Problem details: Quote the whole listing word for word, please.

* start Extracted records *

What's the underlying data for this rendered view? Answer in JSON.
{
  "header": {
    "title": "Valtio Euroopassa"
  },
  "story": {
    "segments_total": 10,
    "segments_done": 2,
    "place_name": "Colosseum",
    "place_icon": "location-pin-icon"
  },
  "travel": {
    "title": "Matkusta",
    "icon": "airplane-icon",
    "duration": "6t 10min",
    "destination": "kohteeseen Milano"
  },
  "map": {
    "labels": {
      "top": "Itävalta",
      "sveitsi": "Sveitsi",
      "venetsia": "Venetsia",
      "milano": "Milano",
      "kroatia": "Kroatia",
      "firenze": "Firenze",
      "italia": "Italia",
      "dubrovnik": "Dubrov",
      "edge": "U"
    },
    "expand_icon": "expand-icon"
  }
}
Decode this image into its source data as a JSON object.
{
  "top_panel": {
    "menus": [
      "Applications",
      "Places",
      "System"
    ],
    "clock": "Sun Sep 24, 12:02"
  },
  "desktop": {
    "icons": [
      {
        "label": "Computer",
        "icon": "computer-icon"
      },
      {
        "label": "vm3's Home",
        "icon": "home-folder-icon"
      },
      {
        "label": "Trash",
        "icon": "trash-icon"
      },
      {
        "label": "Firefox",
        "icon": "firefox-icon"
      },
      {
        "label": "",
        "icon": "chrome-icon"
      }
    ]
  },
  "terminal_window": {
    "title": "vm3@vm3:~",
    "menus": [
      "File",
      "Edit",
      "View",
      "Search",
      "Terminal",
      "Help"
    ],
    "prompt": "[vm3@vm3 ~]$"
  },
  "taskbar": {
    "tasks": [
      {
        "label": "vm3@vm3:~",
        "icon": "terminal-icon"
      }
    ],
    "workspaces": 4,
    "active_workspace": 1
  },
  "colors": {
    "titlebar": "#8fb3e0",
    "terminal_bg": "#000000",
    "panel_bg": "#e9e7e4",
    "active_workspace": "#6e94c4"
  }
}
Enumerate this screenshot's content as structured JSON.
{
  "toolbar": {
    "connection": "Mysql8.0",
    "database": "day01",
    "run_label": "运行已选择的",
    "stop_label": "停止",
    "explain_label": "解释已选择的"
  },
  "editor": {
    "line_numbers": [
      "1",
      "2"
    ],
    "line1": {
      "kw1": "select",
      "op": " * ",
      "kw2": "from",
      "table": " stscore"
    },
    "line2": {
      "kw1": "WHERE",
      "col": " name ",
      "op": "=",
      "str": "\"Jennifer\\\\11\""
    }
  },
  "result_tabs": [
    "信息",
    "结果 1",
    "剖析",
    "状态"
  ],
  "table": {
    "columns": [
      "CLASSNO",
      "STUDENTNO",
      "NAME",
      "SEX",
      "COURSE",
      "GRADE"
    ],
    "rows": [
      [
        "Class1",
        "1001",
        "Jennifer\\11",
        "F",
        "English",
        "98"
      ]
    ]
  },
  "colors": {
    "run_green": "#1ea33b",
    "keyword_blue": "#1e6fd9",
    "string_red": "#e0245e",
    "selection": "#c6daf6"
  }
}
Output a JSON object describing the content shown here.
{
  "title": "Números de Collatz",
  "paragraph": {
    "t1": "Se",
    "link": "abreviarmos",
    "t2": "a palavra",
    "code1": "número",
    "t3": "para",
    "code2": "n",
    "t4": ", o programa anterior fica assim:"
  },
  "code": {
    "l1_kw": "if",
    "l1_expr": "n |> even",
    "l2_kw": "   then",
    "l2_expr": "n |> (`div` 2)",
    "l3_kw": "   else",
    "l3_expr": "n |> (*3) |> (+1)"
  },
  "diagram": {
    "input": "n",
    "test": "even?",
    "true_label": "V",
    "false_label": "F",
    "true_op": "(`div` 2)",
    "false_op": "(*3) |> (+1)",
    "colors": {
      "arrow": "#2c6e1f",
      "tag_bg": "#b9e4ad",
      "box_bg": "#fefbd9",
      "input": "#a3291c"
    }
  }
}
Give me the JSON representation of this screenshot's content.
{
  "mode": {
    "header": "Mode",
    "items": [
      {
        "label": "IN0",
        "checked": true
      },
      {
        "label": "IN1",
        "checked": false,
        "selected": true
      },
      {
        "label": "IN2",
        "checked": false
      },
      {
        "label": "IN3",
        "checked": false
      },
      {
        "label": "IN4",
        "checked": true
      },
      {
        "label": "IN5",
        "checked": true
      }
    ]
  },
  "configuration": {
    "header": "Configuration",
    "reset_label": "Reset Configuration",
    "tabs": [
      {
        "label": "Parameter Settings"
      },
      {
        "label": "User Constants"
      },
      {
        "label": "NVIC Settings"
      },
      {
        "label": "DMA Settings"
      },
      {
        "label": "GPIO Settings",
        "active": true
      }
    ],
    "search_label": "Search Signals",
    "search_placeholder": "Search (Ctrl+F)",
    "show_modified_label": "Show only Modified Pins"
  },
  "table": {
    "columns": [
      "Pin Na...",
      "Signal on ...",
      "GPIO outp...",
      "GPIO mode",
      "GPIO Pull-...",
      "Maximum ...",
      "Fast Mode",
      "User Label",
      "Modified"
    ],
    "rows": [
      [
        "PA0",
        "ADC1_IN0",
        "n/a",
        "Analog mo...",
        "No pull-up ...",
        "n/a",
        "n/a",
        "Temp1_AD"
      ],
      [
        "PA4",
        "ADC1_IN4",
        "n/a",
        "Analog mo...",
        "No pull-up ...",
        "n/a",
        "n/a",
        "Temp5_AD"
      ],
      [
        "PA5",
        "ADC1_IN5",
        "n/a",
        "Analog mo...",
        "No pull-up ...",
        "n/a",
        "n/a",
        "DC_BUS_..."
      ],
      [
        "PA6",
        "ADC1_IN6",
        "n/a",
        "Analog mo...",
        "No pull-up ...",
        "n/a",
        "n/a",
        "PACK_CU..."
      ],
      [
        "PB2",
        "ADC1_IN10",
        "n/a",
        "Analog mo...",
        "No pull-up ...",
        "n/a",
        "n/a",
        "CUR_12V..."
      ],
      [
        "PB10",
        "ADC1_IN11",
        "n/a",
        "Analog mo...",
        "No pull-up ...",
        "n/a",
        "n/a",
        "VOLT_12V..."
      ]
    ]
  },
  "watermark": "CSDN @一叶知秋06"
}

* end Extracted records *

The output:
What's the underlying data for this rendered view? Answer in JSON.
{
  "header": {
    "title": "Valtio Euroopassa"
  },
  "story": {
    "segments_total": 10,
    "segments_done": 2,
    "place_name": "Colosseum",
    "place_icon": "location-pin-icon"
  },
  "travel": {
    "title": "Matkusta",
    "icon": "airplane-icon",
    "duration": "6t 10min",
    "destination": "kohteeseen Milano"
  },
  "map": {
    "labels": {
      "top": "Itävalta",
      "sveitsi": "Sveitsi",
      "venetsia": "Venetsia",
      "milano": "Milano",
      "kroatia": "Kroatia",
      "firenze": "Firenze",
      "italia": "Italia",
      "dubrovnik": "Dubrov",
      "edge": "U"
    },
    "expand_icon": "expand-icon"
  }
}
Decode this image into its source data as a JSON object.
{
  "top_panel": {
    "menus": [
      "Applications",
      "Places",
      "System"
    ],
    "clock": "Sun Sep 24, 12:02"
  },
  "desktop": {
    "icons": [
      {
        "label": "Computer",
        "icon": "computer-icon"
      },
      {
        "label": "vm3's Home",
        "icon": "home-folder-icon"
      },
      {
        "label": "Trash",
        "icon": "trash-icon"
      },
      {
        "label": "Firefox",
        "icon": "firefox-icon"
      },
      {
        "label": "",
        "icon": "chrome-icon"
      }
    ]
  },
  "terminal_window": {
    "title": "vm3@vm3:~",
    "menus": [
      "File",
      "Edit",
      "View",
      "Search",
      "Terminal",
      "Help"
    ],
    "prompt": "[vm3@vm3 ~]$"
  },
  "taskbar": {
    "tasks": [
      {
        "label": "vm3@vm3:~",
        "icon": "terminal-icon"
      }
    ],
    "workspaces": 4,
    "active_workspace": 1
  },
  "colors": {
    "titlebar": "#8fb3e0",
    "terminal_bg": "#000000",
    "panel_bg": "#e9e7e4",
    "active_workspace": "#6e94c4"
  }
}
Enumerate this screenshot's content as structured JSON.
{
  "toolbar": {
    "connection": "Mysql8.0",
    "database": "day01",
    "run_label": "运行已选择的",
    "stop_label": "停止",
    "explain_label": "解释已选择的"
  },
  "editor": {
    "line_numbers": [
      "1",
      "2"
    ],
    "line1": {
      "kw1": "select",
      "op": " * ",
      "kw2": "from",
      "table": " stscore"
    },
    "line2": {
      "kw1": "WHERE",
      "col": " name ",
      "op": "=",
      "str": "\"Jennifer\\\\11\""
    }
  },
  "result_tabs": [
    "信息",
    "结果 1",
    "剖析",
    "状态"
  ],
  "table": {
    "columns": [
      "CLASSNO",
      "STUDENTNO",
      "NAME",
      "SEX",
      "COURSE",
      "GRADE"
    ],
    "rows": [
      [
        "Class1",
        "1001",
        "Jennifer\\11",
        "F",
        "English",
        "98"
      ]
    ]
  },
  "colors": {
    "run_green": "#1ea33b",
    "keyword_blue": "#1e6fd9",
    "string_red": "#e0245e",
    "selection": "#c6daf6"
  }
}
Output a JSON object describing the content shown here.
{
  "title": "Números de Collatz",
  "paragraph": {
    "t1": "Se",
    "link": "abreviarmos",
    "t2": "a palavra",
    "code1": "número",
    "t3": "para",
    "code2": "n",
    "t4": ", o programa anterior fica assim:"
  },
  "code": {
    "l1_kw": "if",
    "l1_expr": "n |> even",
    "l2_kw": "   then",
    "l2_expr": "n |> (`div` 2)",
    "l3_kw": "   else",
    "l3_expr": "n |> (*3) |> (+1)"
  },
  "diagram": {
    "input": "n",
    "test": "even?",
    "true_label": "V",
    "false_label": "F",
    "true_op": "(`div` 2)",
    "false_op": "(*3) |> (+1)",
    "colors": {
      "arrow": "#2c6e1f",
      "tag_bg": "#b9e4ad",
      "box_bg": "#fefbd9",
      "input": "#a3291c"
    }
  }
}
Give me the JSON representation of this screenshot's content.
{
  "mode": {
    "header": "Mode",
    "items": [
      {
        "label": "IN0",
        "checked": true
      },
      {
        "label": "IN1",
        "checked": false,
        "selected": true
      },
      {
        "label": "IN2",
        "checked": false
      },
      {
        "label": "IN3",
        "checked": false
      },
      {
        "label": "IN4",
        "checked": true
      },
      {
        "label": "IN5",
        "checked": true
      }
    ]
  },
  "configuration": {
    "header": "Configuration",
    "reset_label": "Reset Configuration",
    "tabs": [
      {
        "label": "Parameter Settings"
      },
      {
        "label": "User Constants"
      },
      {
        "label": "NVIC Settings"
      },
      {
        "label": "DMA Settings"
      },
      {
        "label": "GPIO Settings",
        "active": true
      }
    ],
    "search_label": "Search Signals",
    "search_placeholder": "Search (Ctrl+F)",
    "show_modified_label": "Show only Modified Pins"
  },
  "table": {
    "columns": [
      "Pin Na...",
      "Signal on ...",
      "GPIO outp...",
      "GPIO mode",
      "GPIO Pull-...",
      "Maximum ...",
      "Fast Mode",
      "User Label",
      "Modified"
    ],
    "rows": [
      [
        "PA0",
        "ADC1_IN0",
        "n/a",
        "Analog mo...",
        "No pull-up ...",
        "n/a",
        "n/a",
        "Temp1_AD"
      ],
      [
        "PA4",
        "ADC1_IN4",
        "n/a",
        "Analog mo...",
        "No pull-up ...",
        "n/a",
        "n/a",
        "Temp5_AD"
      ],
      [
        "PA5",
        "ADC1_IN5",
        "n/a",
        "Analog mo...",
        "No pull-up ...",
        "n/a",
        "n/a",
        "DC_BUS_..."
      ],
      [
        "PA6",
        "ADC1_IN6",
        "n/a",
        "Analog mo...",
        "No pull-up ...",
        "n/a",
        "n/a",
        "PACK_CU..."
      ],
      [
        "PB2",
        "ADC1_IN10",
        "n/a",
        "Analog mo...",
        "No pull-up ...",
        "n/a",
        "n/a",
        "CUR_12V..."
      ],
      [
        "PB10",
        "ADC1_IN11",
        "n/a",
        "Analog mo...",
        "No pull-up ...",
        "n/a",
        "n/a",
        "VOLT_12V..."
      ]
    ]
  },
  "watermark": "CSDN @一叶知秋06"
}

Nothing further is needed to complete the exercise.